▸ Exercise prompt
Provide only the number of lines in the listing that contain the string "this".

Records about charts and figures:
..........

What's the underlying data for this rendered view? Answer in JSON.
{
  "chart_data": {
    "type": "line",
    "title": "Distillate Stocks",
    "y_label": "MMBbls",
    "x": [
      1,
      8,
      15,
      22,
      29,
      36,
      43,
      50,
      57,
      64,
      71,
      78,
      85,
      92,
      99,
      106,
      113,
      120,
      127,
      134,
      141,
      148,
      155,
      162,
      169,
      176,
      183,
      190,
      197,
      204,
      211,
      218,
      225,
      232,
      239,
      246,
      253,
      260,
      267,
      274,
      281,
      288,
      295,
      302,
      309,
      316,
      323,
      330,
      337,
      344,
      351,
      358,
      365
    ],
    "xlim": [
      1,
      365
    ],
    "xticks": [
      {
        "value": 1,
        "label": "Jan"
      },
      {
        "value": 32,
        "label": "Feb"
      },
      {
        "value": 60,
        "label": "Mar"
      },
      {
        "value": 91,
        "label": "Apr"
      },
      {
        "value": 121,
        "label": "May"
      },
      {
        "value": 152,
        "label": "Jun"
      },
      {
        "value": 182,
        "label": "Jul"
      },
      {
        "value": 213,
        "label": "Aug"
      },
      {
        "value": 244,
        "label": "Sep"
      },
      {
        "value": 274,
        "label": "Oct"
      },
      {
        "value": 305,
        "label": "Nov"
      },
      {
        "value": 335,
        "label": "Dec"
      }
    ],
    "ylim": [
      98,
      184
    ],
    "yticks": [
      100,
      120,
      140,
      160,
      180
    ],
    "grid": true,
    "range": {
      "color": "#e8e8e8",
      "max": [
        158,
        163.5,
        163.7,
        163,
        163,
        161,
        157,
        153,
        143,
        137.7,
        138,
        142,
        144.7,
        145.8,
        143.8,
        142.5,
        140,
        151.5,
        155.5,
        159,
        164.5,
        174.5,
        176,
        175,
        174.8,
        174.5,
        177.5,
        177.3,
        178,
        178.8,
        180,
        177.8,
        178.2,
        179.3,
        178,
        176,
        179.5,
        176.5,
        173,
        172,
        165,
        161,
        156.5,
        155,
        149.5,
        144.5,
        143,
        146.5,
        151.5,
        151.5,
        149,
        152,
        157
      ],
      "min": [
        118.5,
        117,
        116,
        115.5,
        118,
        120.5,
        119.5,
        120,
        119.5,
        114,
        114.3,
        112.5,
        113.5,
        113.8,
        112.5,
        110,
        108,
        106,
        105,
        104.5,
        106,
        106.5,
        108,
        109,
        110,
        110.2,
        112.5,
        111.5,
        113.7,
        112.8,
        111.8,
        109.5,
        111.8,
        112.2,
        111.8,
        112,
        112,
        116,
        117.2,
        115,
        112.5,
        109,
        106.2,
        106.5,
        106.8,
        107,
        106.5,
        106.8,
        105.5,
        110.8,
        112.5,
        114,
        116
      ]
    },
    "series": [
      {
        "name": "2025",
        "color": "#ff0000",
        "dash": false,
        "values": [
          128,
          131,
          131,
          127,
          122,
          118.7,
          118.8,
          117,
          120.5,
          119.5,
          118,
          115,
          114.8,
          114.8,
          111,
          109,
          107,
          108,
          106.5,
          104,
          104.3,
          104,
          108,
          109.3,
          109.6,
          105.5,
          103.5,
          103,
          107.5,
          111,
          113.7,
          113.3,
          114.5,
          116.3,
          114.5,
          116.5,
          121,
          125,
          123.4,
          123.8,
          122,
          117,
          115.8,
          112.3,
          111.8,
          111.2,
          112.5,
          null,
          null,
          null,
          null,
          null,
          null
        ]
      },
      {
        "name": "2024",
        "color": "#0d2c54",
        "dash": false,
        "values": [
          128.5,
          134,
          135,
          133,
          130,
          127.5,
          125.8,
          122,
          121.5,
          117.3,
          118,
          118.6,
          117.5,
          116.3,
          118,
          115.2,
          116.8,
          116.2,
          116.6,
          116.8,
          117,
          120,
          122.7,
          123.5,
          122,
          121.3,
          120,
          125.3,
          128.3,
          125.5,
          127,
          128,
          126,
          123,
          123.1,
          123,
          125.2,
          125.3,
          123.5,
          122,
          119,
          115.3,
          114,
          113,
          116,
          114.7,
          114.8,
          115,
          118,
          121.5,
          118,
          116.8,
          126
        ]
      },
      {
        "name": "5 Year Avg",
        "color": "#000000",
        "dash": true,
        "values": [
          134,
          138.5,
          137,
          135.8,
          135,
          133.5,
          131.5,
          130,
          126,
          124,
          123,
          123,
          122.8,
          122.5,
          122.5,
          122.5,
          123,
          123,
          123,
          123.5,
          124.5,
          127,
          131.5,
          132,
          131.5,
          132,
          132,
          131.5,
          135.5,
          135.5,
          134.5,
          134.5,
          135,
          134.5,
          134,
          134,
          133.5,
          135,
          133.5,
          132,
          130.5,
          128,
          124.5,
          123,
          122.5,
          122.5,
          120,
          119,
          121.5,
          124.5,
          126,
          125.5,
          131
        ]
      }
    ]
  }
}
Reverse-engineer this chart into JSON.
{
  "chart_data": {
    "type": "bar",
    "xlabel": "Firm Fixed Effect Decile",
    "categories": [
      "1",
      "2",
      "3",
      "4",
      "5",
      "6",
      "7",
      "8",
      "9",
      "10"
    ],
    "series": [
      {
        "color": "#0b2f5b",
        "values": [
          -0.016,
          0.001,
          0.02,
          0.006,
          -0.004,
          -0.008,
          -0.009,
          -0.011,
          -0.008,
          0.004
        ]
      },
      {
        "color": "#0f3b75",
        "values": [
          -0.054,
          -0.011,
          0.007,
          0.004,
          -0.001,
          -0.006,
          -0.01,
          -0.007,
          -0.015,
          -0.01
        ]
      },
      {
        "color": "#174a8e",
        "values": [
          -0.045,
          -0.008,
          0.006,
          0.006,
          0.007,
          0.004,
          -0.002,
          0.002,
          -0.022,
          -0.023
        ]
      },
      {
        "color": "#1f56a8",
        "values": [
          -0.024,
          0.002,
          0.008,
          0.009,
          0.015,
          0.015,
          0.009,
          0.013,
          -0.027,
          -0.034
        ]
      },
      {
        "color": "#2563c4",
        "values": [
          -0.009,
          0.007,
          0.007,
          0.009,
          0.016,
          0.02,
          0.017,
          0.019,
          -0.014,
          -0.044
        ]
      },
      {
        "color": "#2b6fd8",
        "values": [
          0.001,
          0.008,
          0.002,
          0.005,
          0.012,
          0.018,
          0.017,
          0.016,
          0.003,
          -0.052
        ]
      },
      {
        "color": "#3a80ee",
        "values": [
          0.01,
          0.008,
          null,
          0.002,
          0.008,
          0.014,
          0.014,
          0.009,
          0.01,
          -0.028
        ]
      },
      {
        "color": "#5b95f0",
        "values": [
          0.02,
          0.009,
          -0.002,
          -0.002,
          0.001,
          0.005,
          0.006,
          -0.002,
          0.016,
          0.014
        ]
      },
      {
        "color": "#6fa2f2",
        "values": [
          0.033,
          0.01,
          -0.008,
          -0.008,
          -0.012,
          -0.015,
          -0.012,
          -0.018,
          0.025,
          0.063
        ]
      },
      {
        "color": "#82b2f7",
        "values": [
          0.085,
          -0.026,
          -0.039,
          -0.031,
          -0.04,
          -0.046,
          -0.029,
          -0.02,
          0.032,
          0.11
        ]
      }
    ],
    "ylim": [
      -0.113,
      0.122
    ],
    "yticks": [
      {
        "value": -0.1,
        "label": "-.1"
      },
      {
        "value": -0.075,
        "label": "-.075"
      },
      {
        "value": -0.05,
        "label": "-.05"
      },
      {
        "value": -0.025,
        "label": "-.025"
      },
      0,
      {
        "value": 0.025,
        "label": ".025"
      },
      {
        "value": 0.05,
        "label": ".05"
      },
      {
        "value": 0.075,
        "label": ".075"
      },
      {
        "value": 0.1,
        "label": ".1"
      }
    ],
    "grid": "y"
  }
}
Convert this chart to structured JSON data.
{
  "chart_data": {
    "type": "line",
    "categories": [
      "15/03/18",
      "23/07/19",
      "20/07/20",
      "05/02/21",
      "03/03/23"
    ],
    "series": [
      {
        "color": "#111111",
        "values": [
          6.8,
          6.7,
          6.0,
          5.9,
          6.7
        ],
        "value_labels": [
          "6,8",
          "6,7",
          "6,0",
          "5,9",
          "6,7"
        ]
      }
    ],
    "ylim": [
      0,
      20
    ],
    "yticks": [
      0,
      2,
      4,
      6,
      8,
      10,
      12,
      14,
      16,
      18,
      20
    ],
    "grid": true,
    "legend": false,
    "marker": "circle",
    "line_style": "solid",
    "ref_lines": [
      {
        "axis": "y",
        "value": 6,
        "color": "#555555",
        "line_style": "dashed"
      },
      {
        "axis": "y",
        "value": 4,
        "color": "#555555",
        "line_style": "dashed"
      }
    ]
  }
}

..........

▸ Answer below
3